++++ DATA FOR THIS EXERCISE ++++

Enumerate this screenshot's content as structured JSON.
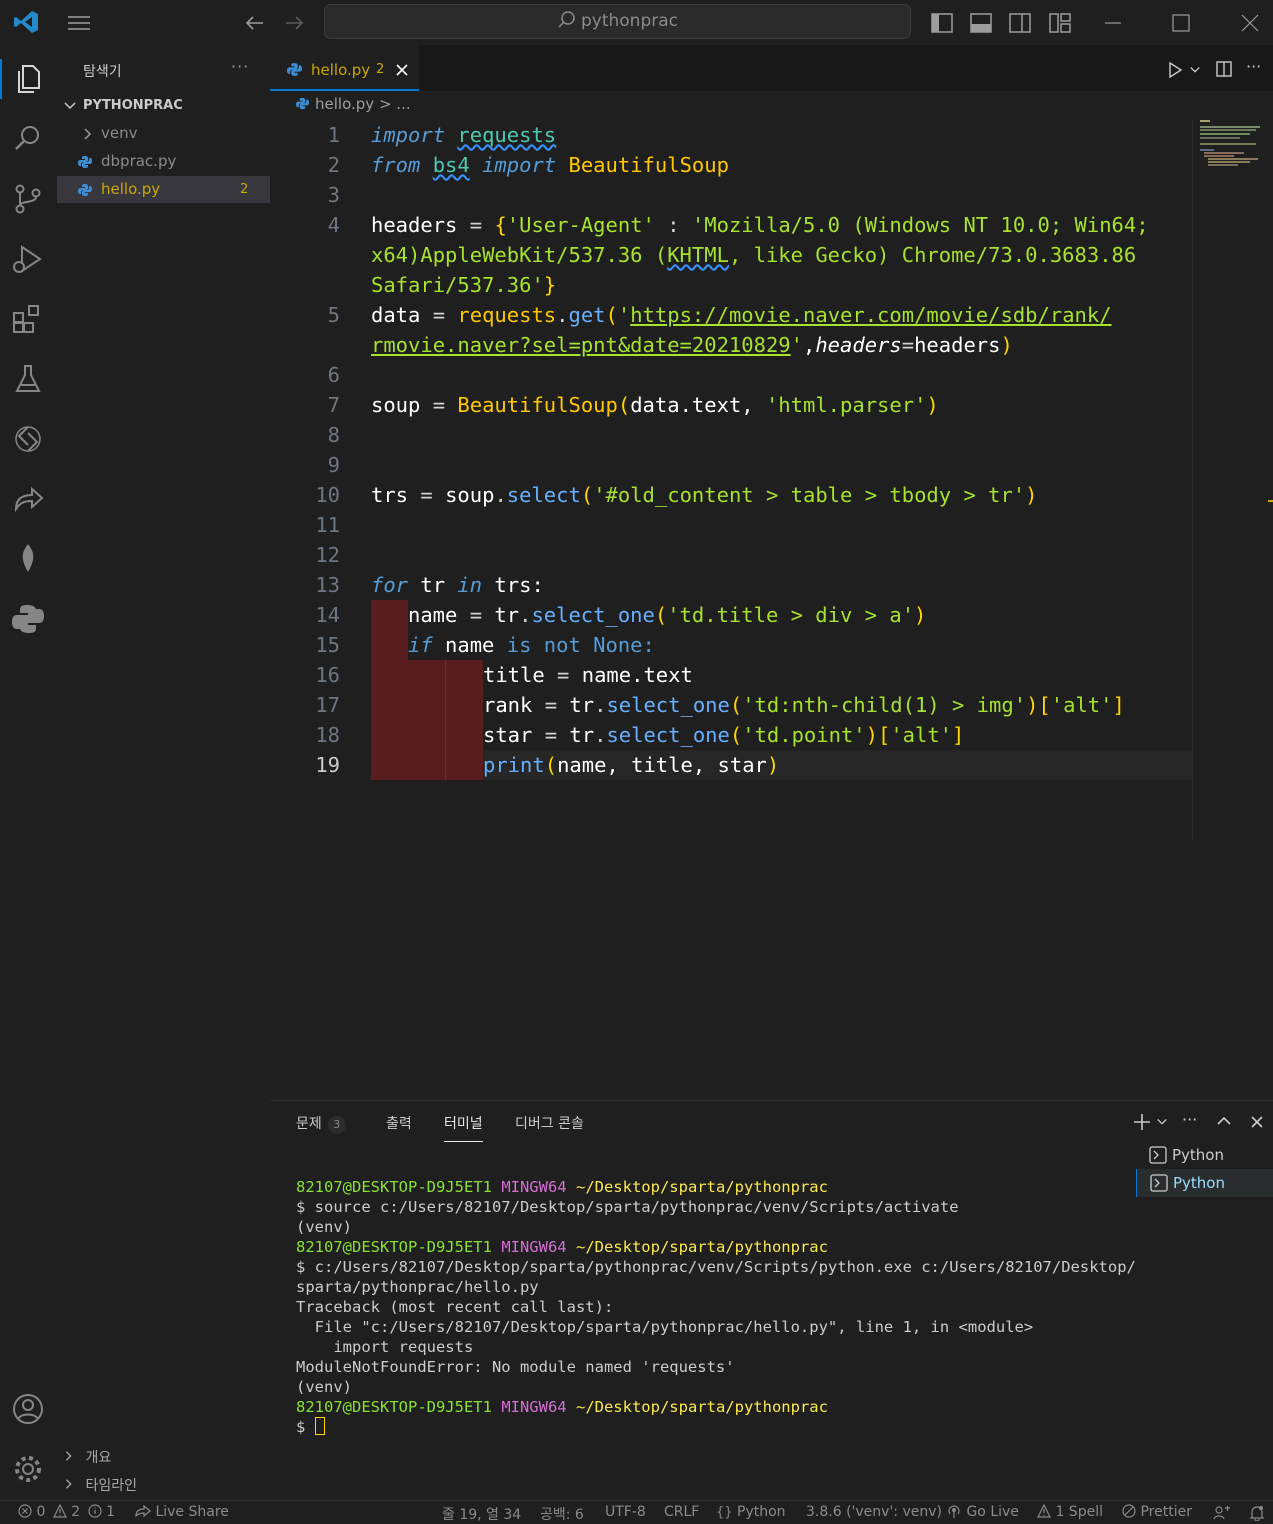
{
  "title_bar": {
    "search_text": "pythonprac"
  },
  "sidebar": {
    "title": "탐색기",
    "more": "···",
    "section": "PYTHONPRAC",
    "tree": [
      {
        "name": "venv",
        "type": "folder"
      },
      {
        "name": "dbprac.py",
        "type": "file"
      },
      {
        "name": "hello.py",
        "type": "file",
        "badge": "2",
        "selected": true
      }
    ],
    "bottom": [
      "개요",
      "타임라인"
    ]
  },
  "editor": {
    "tab": {
      "label": "hello.py",
      "badge": "2"
    },
    "breadcrumb": {
      "file": "hello.py",
      "sep": ">",
      "rest": "..."
    },
    "line_numbers": [
      "1",
      "2",
      "3",
      "4",
      "",
      "",
      "5",
      "",
      "6",
      "7",
      "8",
      "9",
      "10",
      "11",
      "12",
      "13",
      "14",
      "15",
      "16",
      "17",
      "18",
      "19"
    ],
    "lines": {
      "l1_import": "import",
      "l1_mod": "requests",
      "l2_from": "from",
      "l2_mod": "bs4",
      "l2_import": "import",
      "l2_cls": "BeautifulSoup",
      "l4a_var": "headers",
      "l4a_eq": " = ",
      "l4a_brace": "{",
      "l4a_key": "'User-Agent'",
      "l4a_colon": " : ",
      "l4a_val": "'Mozilla/5.0 (Windows NT 10.0; Win64;",
      "l4b_val1": "x64)AppleWebKit/537.36 (",
      "l4b_khtml": "KHTML",
      "l4b_val2": ", like Gecko) Chrome/73.0.3683.86",
      "l4c_val": "Safari/537.36'",
      "l4c_brace": "}",
      "l5a_var": "data",
      "l5a_eq": " = ",
      "l5a_obj": "requests",
      "l5a_dot": ".",
      "l5a_fn": "get",
      "l5a_paren": "(",
      "l5a_q": "'",
      "l5a_url": "https://movie.naver.com/movie/sdb/rank/",
      "l5b_url": "rmovie.naver?sel=pnt&date=20210829",
      "l5b_q": "'",
      "l5b_comma": ",",
      "l5b_kw": "headers",
      "l5b_eq": "=",
      "l5b_val": "headers",
      "l5b_paren": ")",
      "l7_var": "soup",
      "l7_eq": " = ",
      "l7_cls": "BeautifulSoup",
      "l7_paren": "(",
      "l7_arg": "data.text, ",
      "l7_str": "'html.parser'",
      "l7_close": ")",
      "l10_var": "trs",
      "l10_eq": " = ",
      "l10_obj": "soup",
      "l10_dot": ".",
      "l10_fn": "select",
      "l10_paren": "(",
      "l10_str": "'#old_content > table > tbody > tr'",
      "l10_close": ")",
      "l13_for": "for",
      "l13_mid": " tr ",
      "l13_in": "in",
      "l13_end": " trs:",
      "l14_var": "name",
      "l14_eq": " = ",
      "l14_obj": "tr",
      "l14_dot": ".",
      "l14_fn": "select_one",
      "l14_paren": "(",
      "l14_str": "'td.title > div > a'",
      "l14_close": ")",
      "l15_if": "if",
      "l15_mid": " name ",
      "l15_is": "is not",
      "l15_none": " None:",
      "l16_var": "title",
      "l16_eq": " = ",
      "l16_val": "name.text",
      "l17_var": "rank",
      "l17_eq": " = ",
      "l17_obj": "tr",
      "l17_dot": ".",
      "l17_fn": "select_one",
      "l17_paren": "(",
      "l17_str": "'td:nth-child(1) > img'",
      "l17_close": ")",
      "l17_br": "[",
      "l17_key": "'alt'",
      "l17_brc": "]",
      "l18_var": "star",
      "l18_eq": " = ",
      "l18_obj": "tr",
      "l18_dot": ".",
      "l18_fn": "select_one",
      "l18_paren": "(",
      "l18_str": "'td.point'",
      "l18_close": ")",
      "l18_br": "[",
      "l18_key": "'alt'",
      "l18_brc": "]",
      "l19_fn": "print",
      "l19_paren": "(",
      "l19_args": "name, title, star",
      "l19_close": ")"
    }
  },
  "panel": {
    "tabs": [
      {
        "label": "문제",
        "badge": "3"
      },
      {
        "label": "출력"
      },
      {
        "label": "터미널",
        "active": true
      },
      {
        "label": "디버그 콘솔"
      }
    ],
    "terminals": [
      "Python",
      "Python"
    ],
    "terminal": {
      "prompt_user": "82107@DESKTOP-D9J5ET1",
      "prompt_env": "MINGW64",
      "prompt_path": "~/Desktop/sparta/pythonprac",
      "cmd1": "$ source c:/Users/82107/Desktop/sparta/pythonprac/venv/Scripts/activate",
      "venv": "(venv)",
      "cmd2a": "$ c:/Users/82107/Desktop/sparta/pythonprac/venv/Scripts/python.exe c:/Users/82107/Desktop/",
      "cmd2b": "sparta/pythonprac/hello.py",
      "tb1": "Traceback (most recent call last):",
      "tb2": "  File \"c:/Users/82107/Desktop/sparta/pythonprac/hello.py\", line 1, in <module>",
      "tb3": "    import requests",
      "tb4": "ModuleNotFoundError: No module named 'requests'",
      "prompt_end": "$ "
    }
  },
  "status_bar": {
    "errors": "0",
    "warnings": "2",
    "infos": "1",
    "live_share": "Live Share",
    "position": "줄 19, 열 34",
    "spaces": "공백: 6",
    "encoding": "UTF-8",
    "eol": "CRLF",
    "language": "Python",
    "interpreter": "3.8.6 ('venv': venv)",
    "go_live": "Go Live",
    "spell": "1 Spell",
    "prettier": "Prettier"
  },
  "colors": {
    "accent": "#0078d4",
    "indent_error": "#5a1d1d",
    "keyword": "#569cd6",
    "string": "#a6e22e",
    "class": "#ffc800"
  }
}
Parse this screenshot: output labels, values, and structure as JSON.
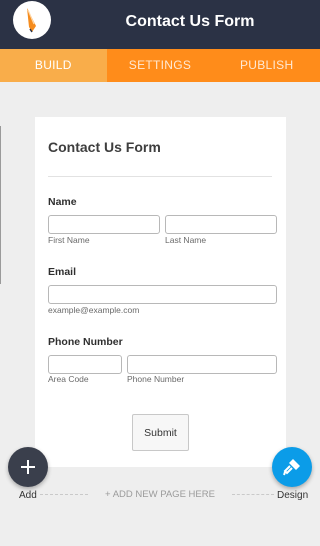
{
  "header": {
    "title": "Contact Us Form"
  },
  "tabs": [
    {
      "label": "BUILD",
      "active": true
    },
    {
      "label": "SETTINGS",
      "active": false
    },
    {
      "label": "PUBLISH",
      "active": false
    }
  ],
  "form": {
    "title": "Contact Us Form",
    "name": {
      "label": "Name",
      "first_sublabel": "First Name",
      "last_sublabel": "Last Name",
      "first_value": "",
      "last_value": ""
    },
    "email": {
      "label": "Email",
      "sublabel": "example@example.com",
      "value": ""
    },
    "phone": {
      "label": "Phone Number",
      "area_sublabel": "Area Code",
      "number_sublabel": "Phone Number",
      "area_value": "",
      "number_value": ""
    },
    "submit_label": "Submit"
  },
  "footer": {
    "add_label": "Add",
    "add_page_label": "+ ADD NEW PAGE HERE",
    "design_label": "Design"
  },
  "icons": {
    "logo": "pencil-logo-icon",
    "add": "plus-icon",
    "design": "paint-roller-icon"
  },
  "colors": {
    "topbar": "#2b3245",
    "tabs": "#ff8c1a",
    "tab_active": "#f9ad4a",
    "design_fab": "#0b9ce8",
    "add_fab": "#3a3f4c"
  }
}
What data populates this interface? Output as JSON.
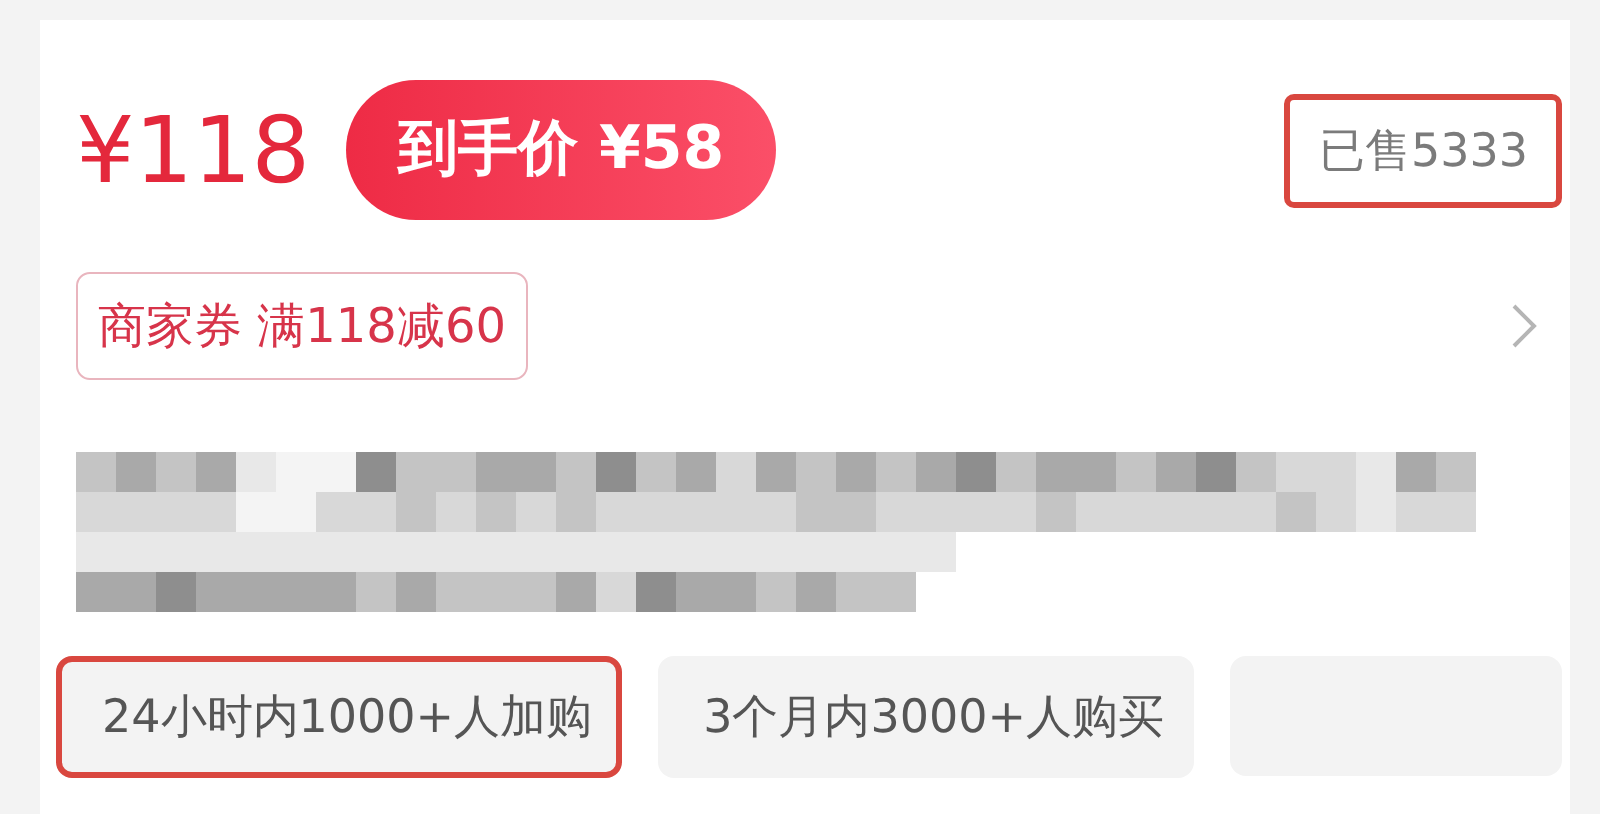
{
  "price": {
    "original": "¥118",
    "final_label": "到手价 ¥58"
  },
  "sold": {
    "text": "已售5333",
    "highlighted": true
  },
  "coupon": {
    "text": "商家券 满118减60"
  },
  "tags": [
    {
      "text": "24小时内1000+人加购",
      "highlighted": true
    },
    {
      "text": "3个月内3000+人购买",
      "highlighted": false
    },
    {
      "highlighted": false
    }
  ]
}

++++

- _PROBLEM DETAILS_
Go through the records above and copy every line with the word "screenshot".

- _REPLY_
Enumerate this screenshot's content as structured JSON.
Parse this screenshot: output labels, values, and structure as JSON.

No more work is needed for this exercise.